* _Task prompt_:
Check each line of the material. Copy those containing "Todas".

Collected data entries
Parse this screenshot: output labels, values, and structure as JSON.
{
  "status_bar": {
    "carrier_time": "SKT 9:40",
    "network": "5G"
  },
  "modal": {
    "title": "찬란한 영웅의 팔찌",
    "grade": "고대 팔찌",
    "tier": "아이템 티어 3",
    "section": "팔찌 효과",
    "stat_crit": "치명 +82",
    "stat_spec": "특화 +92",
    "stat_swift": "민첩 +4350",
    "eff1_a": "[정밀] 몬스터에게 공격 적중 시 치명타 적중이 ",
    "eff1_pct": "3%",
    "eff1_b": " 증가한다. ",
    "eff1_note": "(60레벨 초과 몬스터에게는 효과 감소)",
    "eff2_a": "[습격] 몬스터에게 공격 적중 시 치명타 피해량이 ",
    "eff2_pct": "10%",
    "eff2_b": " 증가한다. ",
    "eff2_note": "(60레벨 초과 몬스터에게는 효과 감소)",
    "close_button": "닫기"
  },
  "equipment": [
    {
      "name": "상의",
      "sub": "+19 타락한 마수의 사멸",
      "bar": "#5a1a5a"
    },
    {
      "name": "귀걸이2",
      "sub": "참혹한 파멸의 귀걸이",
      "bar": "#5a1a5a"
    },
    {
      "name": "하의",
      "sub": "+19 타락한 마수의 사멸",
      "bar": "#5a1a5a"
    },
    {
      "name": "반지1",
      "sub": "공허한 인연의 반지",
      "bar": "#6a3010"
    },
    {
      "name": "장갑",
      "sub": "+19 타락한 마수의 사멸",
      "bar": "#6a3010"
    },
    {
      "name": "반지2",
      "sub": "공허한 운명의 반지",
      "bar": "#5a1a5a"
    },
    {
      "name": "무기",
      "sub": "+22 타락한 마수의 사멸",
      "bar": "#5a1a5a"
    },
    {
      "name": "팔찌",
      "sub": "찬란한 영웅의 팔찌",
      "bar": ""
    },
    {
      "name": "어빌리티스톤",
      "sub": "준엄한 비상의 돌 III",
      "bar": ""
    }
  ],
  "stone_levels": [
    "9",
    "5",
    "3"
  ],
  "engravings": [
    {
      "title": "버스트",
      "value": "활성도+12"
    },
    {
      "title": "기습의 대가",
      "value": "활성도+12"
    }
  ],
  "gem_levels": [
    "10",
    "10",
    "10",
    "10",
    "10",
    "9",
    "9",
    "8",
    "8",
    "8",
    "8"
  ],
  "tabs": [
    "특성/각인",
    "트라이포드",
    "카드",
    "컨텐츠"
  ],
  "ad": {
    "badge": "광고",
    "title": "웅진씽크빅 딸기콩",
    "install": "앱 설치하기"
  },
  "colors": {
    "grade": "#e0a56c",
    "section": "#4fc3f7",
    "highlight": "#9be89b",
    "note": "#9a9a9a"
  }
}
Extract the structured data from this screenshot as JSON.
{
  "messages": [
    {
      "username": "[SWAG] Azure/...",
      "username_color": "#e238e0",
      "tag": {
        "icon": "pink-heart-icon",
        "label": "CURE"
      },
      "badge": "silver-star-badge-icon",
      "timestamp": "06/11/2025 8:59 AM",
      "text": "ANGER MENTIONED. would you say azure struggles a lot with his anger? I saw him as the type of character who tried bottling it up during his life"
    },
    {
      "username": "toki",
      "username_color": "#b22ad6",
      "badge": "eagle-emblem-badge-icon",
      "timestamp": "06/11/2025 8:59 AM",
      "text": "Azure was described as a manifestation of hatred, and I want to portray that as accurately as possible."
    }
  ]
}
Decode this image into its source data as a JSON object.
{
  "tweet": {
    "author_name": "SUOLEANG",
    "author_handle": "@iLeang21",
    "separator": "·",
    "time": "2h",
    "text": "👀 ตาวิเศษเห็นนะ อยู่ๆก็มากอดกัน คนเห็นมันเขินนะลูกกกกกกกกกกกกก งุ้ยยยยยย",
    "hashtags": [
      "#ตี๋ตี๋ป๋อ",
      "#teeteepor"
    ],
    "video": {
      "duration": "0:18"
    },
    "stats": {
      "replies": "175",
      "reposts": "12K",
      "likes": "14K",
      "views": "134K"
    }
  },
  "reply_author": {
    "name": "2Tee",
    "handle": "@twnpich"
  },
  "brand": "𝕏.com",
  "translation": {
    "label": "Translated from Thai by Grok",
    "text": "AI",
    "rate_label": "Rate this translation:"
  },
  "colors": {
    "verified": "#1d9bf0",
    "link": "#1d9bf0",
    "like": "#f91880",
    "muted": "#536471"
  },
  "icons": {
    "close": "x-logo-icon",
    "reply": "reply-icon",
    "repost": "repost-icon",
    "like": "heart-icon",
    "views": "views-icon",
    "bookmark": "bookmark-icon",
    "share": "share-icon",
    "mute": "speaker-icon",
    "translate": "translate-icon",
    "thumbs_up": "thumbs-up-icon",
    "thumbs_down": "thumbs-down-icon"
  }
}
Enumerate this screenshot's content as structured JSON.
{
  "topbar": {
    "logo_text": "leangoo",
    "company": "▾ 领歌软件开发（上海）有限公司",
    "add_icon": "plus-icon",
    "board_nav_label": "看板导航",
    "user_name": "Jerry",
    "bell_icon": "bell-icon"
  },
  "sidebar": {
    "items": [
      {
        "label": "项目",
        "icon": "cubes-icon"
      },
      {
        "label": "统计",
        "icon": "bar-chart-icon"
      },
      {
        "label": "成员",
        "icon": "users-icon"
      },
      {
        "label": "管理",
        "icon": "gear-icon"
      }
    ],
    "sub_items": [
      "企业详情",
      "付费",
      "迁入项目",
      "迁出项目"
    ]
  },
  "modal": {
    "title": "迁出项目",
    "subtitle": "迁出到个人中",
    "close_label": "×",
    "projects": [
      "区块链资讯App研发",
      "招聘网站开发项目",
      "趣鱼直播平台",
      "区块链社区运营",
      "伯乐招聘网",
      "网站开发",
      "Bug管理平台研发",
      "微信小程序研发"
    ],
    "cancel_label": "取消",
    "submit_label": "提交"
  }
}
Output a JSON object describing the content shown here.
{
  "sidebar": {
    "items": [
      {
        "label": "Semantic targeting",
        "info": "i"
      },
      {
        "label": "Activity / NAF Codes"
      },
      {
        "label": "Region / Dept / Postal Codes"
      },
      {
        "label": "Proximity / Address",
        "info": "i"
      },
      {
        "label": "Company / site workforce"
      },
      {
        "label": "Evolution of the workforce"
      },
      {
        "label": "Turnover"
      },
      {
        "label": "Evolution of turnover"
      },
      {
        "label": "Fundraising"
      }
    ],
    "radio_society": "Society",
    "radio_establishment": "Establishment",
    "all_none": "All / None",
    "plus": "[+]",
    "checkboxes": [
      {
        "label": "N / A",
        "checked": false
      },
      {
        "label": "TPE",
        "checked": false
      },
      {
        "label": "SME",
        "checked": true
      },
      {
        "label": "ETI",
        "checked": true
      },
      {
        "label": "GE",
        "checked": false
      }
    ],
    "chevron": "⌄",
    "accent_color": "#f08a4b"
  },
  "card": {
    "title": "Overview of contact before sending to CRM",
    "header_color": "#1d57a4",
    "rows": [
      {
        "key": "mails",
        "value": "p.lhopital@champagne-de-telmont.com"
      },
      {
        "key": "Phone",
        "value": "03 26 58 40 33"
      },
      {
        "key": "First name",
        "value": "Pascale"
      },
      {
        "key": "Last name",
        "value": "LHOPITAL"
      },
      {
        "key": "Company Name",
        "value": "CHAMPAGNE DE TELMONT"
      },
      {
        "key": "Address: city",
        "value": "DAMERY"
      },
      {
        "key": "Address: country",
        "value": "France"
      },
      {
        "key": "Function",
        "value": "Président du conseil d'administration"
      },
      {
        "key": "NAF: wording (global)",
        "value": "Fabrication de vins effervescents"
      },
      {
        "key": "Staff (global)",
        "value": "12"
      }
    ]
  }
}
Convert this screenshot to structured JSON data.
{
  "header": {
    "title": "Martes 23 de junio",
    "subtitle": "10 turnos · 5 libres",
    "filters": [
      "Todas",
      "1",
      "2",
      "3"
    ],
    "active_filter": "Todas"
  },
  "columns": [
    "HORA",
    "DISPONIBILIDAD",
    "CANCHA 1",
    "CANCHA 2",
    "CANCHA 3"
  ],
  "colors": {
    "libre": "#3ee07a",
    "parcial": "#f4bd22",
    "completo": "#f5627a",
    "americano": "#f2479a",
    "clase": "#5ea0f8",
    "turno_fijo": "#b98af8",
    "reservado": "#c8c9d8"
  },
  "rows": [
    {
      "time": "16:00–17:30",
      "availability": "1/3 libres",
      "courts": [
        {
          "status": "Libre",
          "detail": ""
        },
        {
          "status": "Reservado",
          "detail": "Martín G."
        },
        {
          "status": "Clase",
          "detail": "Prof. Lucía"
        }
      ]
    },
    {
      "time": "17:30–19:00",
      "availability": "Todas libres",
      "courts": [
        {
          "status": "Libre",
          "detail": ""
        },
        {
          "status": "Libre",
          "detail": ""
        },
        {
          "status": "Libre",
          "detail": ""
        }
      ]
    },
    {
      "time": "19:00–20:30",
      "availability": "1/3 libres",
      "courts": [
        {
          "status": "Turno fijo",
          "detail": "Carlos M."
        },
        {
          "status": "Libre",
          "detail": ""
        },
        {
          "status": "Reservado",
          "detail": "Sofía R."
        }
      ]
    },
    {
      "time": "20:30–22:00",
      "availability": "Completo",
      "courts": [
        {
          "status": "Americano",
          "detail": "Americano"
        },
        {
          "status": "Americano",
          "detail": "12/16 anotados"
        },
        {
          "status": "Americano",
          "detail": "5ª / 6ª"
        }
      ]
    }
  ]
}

* _Output of the task_:
      "Todas",
    "active_filter": "Todas"
      "availability": "Todas libres",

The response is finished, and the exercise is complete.